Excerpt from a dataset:
************

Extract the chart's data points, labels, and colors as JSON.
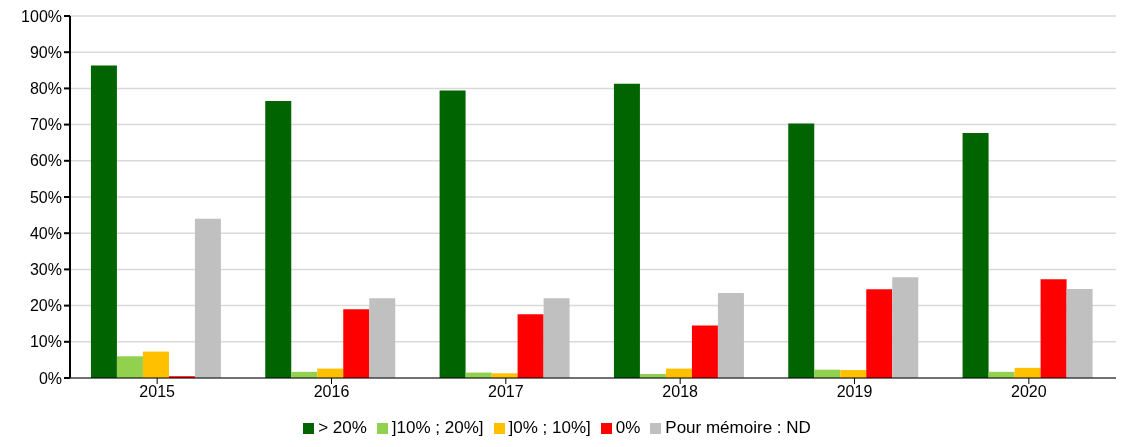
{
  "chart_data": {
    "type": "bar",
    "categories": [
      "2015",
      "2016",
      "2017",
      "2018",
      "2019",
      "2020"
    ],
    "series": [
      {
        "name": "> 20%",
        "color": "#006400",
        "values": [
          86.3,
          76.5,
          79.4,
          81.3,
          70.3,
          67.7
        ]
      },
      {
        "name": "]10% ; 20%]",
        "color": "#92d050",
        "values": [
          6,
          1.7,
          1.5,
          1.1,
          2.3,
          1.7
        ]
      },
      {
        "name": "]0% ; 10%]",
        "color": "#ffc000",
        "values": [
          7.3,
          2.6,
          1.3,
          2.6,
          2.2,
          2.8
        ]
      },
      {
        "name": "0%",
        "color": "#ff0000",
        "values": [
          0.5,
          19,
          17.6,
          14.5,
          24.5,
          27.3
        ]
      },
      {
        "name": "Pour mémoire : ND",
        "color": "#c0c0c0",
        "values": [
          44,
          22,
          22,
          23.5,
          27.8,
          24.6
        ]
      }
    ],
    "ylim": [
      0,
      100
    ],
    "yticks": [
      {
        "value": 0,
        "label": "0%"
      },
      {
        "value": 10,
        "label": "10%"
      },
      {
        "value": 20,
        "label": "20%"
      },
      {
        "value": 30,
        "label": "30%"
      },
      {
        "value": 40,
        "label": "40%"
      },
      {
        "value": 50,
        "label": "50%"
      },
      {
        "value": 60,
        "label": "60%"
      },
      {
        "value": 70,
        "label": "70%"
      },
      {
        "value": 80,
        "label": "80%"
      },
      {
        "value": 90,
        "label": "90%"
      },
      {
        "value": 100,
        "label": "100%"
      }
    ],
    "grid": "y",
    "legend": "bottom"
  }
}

************

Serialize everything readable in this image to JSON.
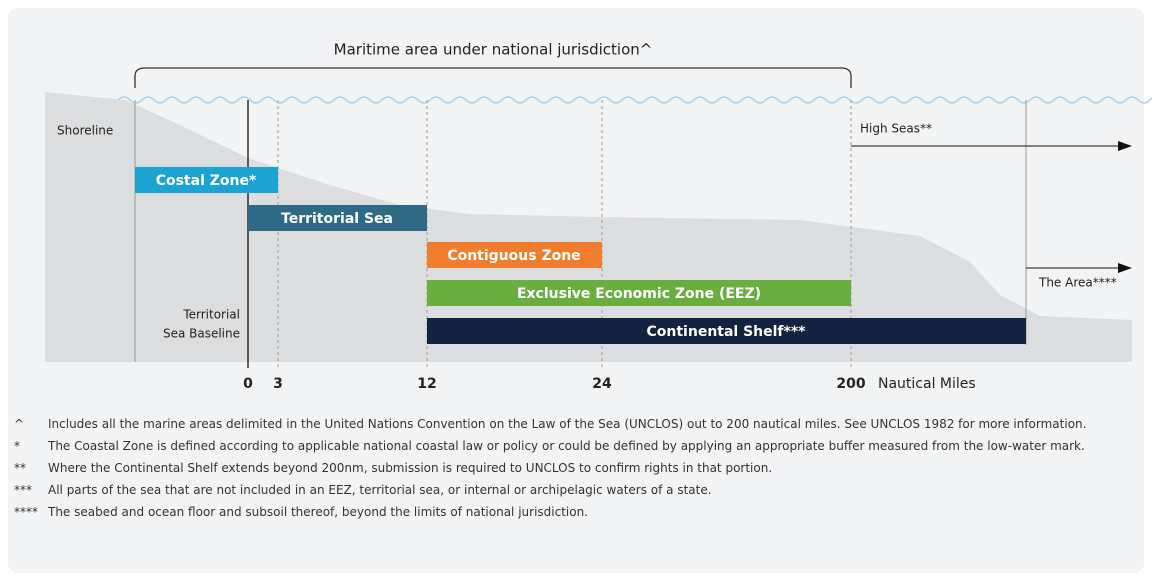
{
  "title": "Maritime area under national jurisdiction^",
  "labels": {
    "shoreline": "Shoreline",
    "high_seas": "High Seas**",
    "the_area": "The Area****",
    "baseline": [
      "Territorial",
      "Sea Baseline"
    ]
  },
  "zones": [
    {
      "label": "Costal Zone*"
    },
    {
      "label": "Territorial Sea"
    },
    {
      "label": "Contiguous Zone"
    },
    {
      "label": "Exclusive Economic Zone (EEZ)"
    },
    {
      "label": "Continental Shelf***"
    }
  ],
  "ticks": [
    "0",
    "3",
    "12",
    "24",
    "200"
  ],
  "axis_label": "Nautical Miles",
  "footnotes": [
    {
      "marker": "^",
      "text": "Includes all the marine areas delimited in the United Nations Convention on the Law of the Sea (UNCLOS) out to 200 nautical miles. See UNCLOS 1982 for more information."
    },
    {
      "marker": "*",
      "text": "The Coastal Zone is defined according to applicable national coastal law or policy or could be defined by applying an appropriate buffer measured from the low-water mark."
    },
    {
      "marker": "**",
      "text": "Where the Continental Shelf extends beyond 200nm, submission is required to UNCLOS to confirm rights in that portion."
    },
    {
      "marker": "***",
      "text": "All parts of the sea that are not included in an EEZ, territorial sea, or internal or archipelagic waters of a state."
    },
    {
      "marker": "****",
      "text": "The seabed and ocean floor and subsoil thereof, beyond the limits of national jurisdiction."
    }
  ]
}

************

» WHAT TO WORK ON
Copy every line of the entries above in which "marker" occurs.

» PROBLEM SOLUTION
      "marker": "^",
      "marker": "*",
      "marker": "**",
      "marker": "***",
      "marker": "****",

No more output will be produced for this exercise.